What is asked: Can the data below be echoed back word for word?
─── Supplied records ───
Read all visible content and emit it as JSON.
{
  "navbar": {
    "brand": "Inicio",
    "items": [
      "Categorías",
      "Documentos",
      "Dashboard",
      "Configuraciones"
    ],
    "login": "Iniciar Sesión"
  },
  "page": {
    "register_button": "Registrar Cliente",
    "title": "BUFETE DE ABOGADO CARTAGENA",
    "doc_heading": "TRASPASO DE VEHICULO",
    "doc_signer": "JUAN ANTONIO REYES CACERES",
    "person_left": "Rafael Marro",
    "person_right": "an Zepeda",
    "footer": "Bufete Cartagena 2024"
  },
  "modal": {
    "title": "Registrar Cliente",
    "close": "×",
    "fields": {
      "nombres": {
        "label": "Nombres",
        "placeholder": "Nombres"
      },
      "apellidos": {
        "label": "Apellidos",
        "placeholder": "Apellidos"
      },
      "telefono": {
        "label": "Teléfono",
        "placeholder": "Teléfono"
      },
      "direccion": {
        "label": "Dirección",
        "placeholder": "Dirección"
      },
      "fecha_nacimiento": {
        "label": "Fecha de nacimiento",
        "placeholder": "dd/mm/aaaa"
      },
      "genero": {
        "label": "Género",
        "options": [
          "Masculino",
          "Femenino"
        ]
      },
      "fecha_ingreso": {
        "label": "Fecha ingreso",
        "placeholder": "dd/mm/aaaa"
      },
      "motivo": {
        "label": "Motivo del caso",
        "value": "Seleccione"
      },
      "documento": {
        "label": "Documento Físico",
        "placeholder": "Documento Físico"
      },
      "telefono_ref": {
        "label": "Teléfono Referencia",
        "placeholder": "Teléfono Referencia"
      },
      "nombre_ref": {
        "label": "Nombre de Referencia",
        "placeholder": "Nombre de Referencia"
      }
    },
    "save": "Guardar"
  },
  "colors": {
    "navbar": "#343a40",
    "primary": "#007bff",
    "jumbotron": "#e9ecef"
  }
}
───
Exercise result:
Read all visible content and emit it as JSON.
{
  "navbar": {
    "brand": "Inicio",
    "items": [
      "Categorías",
      "Documentos",
      "Dashboard",
      "Configuraciones"
    ],
    "login": "Iniciar Sesión"
  },
  "page": {
    "register_button": "Registrar Cliente",
    "title": "BUFETE DE ABOGADO CARTAGENA",
    "doc_heading": "TRASPASO DE VEHICULO",
    "doc_signer": "JUAN ANTONIO REYES CACERES",
    "person_left": "Rafael Marro",
    "person_right": "an Zepeda",
    "footer": "Bufete Cartagena 2024"
  },
  "modal": {
    "title": "Registrar Cliente",
    "close": "×",
    "fields": {
      "nombres": {
        "label": "Nombres",
        "placeholder": "Nombres"
      },
      "apellidos": {
        "label": "Apellidos",
        "placeholder": "Apellidos"
      },
      "telefono": {
        "label": "Teléfono",
        "placeholder": "Teléfono"
      },
      "direccion": {
        "label": "Dirección",
        "placeholder": "Dirección"
      },
      "fecha_nacimiento": {
        "label": "Fecha de nacimiento",
        "placeholder": "dd/mm/aaaa"
      },
      "genero": {
        "label": "Género",
        "options": [
          "Masculino",
          "Femenino"
        ]
      },
      "fecha_ingreso": {
        "label": "Fecha ingreso",
        "placeholder": "dd/mm/aaaa"
      },
      "motivo": {
        "label": "Motivo del caso",
        "value": "Seleccione"
      },
      "documento": {
        "label": "Documento Físico",
        "placeholder": "Documento Físico"
      },
      "telefono_ref": {
        "label": "Teléfono Referencia",
        "placeholder": "Teléfono Referencia"
      },
      "nombre_ref": {
        "label": "Nombre de Referencia",
        "placeholder": "Nombre de Referencia"
      }
    },
    "save": "Guardar"
  },
  "colors": {
    "navbar": "#343a40",
    "primary": "#007bff",
    "jumbotron": "#e9ecef"
  }
}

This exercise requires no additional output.